- _Task description_
Return the stretch of the data from its beginning through the line containing "1286, 1033, 1388]", inclusive, reproducing each line verbatim.

────────────────────────────────────────

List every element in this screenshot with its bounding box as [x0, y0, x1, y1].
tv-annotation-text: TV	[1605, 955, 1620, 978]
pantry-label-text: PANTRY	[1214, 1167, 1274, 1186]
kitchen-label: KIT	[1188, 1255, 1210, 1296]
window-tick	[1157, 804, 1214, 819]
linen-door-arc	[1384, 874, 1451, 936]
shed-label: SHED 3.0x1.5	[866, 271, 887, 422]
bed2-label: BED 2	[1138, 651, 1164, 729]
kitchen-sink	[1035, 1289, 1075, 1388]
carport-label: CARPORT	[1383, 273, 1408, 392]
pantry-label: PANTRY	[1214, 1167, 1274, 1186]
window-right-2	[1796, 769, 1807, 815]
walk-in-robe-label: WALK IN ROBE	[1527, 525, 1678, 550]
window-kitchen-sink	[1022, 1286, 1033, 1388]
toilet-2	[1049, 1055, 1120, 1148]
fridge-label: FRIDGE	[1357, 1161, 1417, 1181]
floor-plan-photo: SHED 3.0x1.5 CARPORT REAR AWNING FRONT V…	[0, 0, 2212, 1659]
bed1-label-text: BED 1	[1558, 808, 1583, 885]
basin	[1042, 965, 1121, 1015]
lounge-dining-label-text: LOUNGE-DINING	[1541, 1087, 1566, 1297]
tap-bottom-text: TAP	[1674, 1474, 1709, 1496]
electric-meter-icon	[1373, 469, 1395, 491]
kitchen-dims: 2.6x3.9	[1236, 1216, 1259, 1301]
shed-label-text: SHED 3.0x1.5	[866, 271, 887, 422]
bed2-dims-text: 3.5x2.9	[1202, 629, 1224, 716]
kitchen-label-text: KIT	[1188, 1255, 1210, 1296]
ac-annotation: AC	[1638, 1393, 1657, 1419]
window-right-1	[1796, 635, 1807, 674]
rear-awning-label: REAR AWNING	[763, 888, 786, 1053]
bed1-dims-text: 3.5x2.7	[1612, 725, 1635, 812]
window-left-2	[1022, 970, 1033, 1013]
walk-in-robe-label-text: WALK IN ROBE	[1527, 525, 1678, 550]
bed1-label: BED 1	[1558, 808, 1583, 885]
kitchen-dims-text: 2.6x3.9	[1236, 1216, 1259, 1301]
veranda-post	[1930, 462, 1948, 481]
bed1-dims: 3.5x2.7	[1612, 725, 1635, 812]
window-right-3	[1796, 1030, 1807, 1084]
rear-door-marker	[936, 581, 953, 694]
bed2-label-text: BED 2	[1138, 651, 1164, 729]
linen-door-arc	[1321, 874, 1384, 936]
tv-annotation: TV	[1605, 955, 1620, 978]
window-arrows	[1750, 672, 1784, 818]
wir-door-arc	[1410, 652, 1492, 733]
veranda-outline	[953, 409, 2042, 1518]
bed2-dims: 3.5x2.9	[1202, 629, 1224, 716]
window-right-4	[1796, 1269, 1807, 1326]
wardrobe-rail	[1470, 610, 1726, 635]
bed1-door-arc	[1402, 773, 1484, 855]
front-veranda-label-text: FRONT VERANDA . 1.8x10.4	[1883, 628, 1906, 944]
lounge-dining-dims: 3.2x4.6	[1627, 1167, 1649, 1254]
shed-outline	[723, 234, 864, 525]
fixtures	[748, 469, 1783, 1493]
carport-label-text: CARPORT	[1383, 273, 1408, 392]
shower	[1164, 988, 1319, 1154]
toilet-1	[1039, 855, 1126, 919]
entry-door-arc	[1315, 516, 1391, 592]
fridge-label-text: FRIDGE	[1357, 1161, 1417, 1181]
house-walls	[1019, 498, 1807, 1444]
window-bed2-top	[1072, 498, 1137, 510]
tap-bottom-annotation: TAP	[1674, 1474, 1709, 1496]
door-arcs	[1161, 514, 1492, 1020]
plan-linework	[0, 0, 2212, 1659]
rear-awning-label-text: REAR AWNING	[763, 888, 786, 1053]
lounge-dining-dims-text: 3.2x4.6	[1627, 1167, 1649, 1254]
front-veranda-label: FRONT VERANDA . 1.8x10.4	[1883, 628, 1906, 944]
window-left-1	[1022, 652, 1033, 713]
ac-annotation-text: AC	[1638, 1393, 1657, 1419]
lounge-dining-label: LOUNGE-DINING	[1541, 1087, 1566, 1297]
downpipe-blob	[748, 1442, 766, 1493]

────────────────────────────────────────

- _Response to the task_
List every element in this screenshot with its bounding box as [x0, y0, x1, y1].
tv-annotation-text: TV	[1605, 955, 1620, 978]
pantry-label-text: PANTRY	[1214, 1167, 1274, 1186]
kitchen-label: KIT	[1188, 1255, 1210, 1296]
window-tick	[1157, 804, 1214, 819]
linen-door-arc	[1384, 874, 1451, 936]
shed-label: SHED 3.0x1.5	[866, 271, 887, 422]
bed2-label: BED 2	[1138, 651, 1164, 729]
kitchen-sink	[1035, 1289, 1075, 1388]
carport-label: CARPORT	[1383, 273, 1408, 392]
pantry-label: PANTRY	[1214, 1167, 1274, 1186]
window-right-2	[1796, 769, 1807, 815]
walk-in-robe-label: WALK IN ROBE	[1527, 525, 1678, 550]
window-kitchen-sink	[1022, 1286, 1033, 1388]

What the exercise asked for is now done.